PROBLEM
Echo everything in the listing from the line containing "major-name-cell xyxy=(69,621,159,662)" down to the line containing "row-number: 4 xyxy=(26,291,69,330)", both of those lines included.

__________

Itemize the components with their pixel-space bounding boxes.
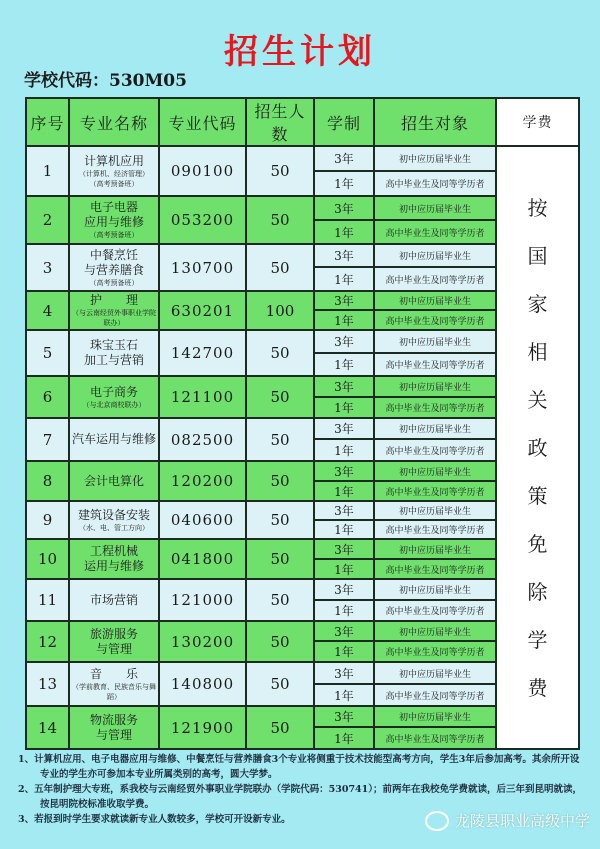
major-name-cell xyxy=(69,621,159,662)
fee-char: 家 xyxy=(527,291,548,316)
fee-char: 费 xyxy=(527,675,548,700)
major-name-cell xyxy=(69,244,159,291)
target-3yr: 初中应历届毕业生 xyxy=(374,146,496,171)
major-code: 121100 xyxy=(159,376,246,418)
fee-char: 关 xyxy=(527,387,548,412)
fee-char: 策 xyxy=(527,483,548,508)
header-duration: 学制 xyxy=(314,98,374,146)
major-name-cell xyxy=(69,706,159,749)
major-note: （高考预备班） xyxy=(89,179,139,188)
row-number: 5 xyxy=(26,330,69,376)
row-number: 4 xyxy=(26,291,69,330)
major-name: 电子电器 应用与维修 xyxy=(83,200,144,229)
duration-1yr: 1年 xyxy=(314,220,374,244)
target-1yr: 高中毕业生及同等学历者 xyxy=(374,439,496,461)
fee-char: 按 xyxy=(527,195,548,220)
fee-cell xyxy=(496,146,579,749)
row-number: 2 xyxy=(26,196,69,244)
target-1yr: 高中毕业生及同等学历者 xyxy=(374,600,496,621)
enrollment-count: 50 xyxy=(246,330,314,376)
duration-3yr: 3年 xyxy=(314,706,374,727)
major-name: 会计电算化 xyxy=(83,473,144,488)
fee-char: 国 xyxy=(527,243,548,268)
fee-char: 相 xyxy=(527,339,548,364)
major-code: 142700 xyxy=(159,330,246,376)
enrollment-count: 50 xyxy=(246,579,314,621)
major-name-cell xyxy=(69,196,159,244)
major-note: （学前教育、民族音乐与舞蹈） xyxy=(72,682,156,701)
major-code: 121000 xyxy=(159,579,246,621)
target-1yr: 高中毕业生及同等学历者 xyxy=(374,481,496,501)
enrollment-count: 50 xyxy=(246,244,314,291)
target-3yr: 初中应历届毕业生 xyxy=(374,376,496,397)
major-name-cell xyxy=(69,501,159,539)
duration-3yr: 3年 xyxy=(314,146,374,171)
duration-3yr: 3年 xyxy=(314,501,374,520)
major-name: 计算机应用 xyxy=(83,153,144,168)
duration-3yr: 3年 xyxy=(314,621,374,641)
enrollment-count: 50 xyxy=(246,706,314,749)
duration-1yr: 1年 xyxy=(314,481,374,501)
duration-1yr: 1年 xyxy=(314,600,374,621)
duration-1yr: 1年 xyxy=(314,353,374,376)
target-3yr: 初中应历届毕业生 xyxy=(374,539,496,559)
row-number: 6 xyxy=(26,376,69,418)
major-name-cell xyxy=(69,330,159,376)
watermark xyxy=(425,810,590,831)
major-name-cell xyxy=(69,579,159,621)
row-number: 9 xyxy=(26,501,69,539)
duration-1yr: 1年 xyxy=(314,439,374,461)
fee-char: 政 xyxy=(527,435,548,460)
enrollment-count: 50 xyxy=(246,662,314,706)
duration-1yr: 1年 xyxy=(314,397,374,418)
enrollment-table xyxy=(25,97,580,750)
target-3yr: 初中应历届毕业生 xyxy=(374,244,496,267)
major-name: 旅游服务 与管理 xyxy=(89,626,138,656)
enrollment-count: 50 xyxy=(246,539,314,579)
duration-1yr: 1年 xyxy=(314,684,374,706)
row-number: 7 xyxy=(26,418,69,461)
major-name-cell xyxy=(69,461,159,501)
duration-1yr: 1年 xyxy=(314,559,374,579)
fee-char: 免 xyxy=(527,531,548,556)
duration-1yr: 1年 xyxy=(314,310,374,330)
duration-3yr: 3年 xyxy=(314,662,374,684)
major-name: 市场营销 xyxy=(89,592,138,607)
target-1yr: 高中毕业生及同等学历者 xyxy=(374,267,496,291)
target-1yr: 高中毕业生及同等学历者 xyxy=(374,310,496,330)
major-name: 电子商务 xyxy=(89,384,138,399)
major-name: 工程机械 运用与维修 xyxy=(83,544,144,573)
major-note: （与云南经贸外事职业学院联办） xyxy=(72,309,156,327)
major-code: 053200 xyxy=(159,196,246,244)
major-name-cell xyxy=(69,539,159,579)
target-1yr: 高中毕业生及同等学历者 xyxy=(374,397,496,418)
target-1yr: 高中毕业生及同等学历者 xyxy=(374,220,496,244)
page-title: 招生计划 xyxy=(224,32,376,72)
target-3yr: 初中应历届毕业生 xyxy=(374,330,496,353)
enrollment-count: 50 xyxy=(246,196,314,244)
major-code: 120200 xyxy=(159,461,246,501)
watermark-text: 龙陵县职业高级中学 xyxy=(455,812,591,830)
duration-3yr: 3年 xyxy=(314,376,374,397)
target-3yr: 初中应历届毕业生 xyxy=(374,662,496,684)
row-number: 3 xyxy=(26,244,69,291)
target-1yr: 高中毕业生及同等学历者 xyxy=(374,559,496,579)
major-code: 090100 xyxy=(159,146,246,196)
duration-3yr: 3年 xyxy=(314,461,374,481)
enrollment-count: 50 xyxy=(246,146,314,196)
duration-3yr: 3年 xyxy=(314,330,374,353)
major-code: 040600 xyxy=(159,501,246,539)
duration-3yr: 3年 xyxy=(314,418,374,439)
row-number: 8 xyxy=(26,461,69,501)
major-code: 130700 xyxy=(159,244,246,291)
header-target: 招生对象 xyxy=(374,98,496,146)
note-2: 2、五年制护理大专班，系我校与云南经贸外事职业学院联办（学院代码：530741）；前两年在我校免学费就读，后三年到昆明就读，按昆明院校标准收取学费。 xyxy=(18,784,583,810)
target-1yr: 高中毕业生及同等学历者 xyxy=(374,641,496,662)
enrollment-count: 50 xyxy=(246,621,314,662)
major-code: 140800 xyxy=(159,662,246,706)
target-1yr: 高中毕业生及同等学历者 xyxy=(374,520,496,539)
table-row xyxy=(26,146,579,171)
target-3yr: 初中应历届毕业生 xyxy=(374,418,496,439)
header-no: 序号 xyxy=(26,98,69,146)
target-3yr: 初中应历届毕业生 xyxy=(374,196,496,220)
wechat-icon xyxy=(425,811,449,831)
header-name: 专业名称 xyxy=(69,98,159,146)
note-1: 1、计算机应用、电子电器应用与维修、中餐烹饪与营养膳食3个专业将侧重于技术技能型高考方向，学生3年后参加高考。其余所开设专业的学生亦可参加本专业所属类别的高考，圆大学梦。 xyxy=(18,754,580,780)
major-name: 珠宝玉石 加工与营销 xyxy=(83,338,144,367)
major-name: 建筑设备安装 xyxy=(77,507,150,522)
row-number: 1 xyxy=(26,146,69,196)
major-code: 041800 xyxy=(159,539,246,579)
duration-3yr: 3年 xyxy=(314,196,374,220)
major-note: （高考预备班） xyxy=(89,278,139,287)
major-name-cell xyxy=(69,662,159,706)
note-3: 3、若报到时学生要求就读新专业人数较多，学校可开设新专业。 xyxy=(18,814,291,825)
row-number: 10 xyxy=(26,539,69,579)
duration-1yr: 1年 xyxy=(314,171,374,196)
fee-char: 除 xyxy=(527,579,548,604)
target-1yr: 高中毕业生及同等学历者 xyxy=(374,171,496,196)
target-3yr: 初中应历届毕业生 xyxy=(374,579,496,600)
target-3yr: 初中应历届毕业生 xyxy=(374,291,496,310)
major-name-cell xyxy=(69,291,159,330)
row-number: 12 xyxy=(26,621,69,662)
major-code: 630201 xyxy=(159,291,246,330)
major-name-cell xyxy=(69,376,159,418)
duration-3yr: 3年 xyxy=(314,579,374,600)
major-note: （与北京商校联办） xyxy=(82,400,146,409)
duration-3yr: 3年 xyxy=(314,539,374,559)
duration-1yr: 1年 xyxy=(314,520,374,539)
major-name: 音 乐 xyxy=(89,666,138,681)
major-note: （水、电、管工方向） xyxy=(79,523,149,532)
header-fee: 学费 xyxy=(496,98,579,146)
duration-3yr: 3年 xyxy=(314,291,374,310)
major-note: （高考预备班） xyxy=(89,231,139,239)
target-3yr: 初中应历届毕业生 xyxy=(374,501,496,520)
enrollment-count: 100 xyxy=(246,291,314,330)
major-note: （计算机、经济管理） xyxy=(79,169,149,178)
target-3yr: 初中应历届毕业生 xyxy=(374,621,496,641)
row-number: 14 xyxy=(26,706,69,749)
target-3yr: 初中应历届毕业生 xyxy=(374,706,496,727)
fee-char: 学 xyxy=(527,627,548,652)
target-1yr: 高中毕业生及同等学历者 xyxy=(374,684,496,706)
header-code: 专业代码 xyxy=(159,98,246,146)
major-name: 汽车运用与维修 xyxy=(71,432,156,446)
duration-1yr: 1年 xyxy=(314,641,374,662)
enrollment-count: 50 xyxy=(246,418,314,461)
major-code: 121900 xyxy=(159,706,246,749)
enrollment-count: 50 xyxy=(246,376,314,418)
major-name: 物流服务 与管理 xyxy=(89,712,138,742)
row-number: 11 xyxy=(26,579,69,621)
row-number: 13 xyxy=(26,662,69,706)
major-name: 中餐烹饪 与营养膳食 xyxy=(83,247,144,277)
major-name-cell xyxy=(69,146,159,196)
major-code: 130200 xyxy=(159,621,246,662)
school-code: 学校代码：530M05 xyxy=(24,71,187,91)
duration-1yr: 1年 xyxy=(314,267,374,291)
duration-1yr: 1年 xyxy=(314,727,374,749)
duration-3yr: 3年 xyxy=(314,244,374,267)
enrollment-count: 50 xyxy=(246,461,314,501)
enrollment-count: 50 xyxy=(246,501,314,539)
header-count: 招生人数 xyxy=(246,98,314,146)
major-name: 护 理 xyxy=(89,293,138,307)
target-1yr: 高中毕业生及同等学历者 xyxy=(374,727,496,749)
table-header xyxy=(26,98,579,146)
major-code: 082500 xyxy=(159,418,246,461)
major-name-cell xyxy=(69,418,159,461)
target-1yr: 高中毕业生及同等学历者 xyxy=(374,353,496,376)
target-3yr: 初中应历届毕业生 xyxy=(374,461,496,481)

__________

SOLUTION TO THE PROBLEM
major-name-cell xyxy=(69,621,159,662)
fee-char: 家 xyxy=(527,291,548,316)
fee-char: 费 xyxy=(527,675,548,700)
major-name-cell xyxy=(69,244,159,291)
target-3yr: 初中应历届毕业生 xyxy=(374,146,496,171)
major-code: 121100 xyxy=(159,376,246,418)
fee-char: 关 xyxy=(527,387,548,412)
fee-char: 策 xyxy=(527,483,548,508)
header-duration: 学制 xyxy=(314,98,374,146)
major-name-cell xyxy=(69,706,159,749)
major-note: （高考预备班） xyxy=(89,179,139,188)
row-number: 5 xyxy=(26,330,69,376)
row-number: 4 xyxy=(26,291,69,330)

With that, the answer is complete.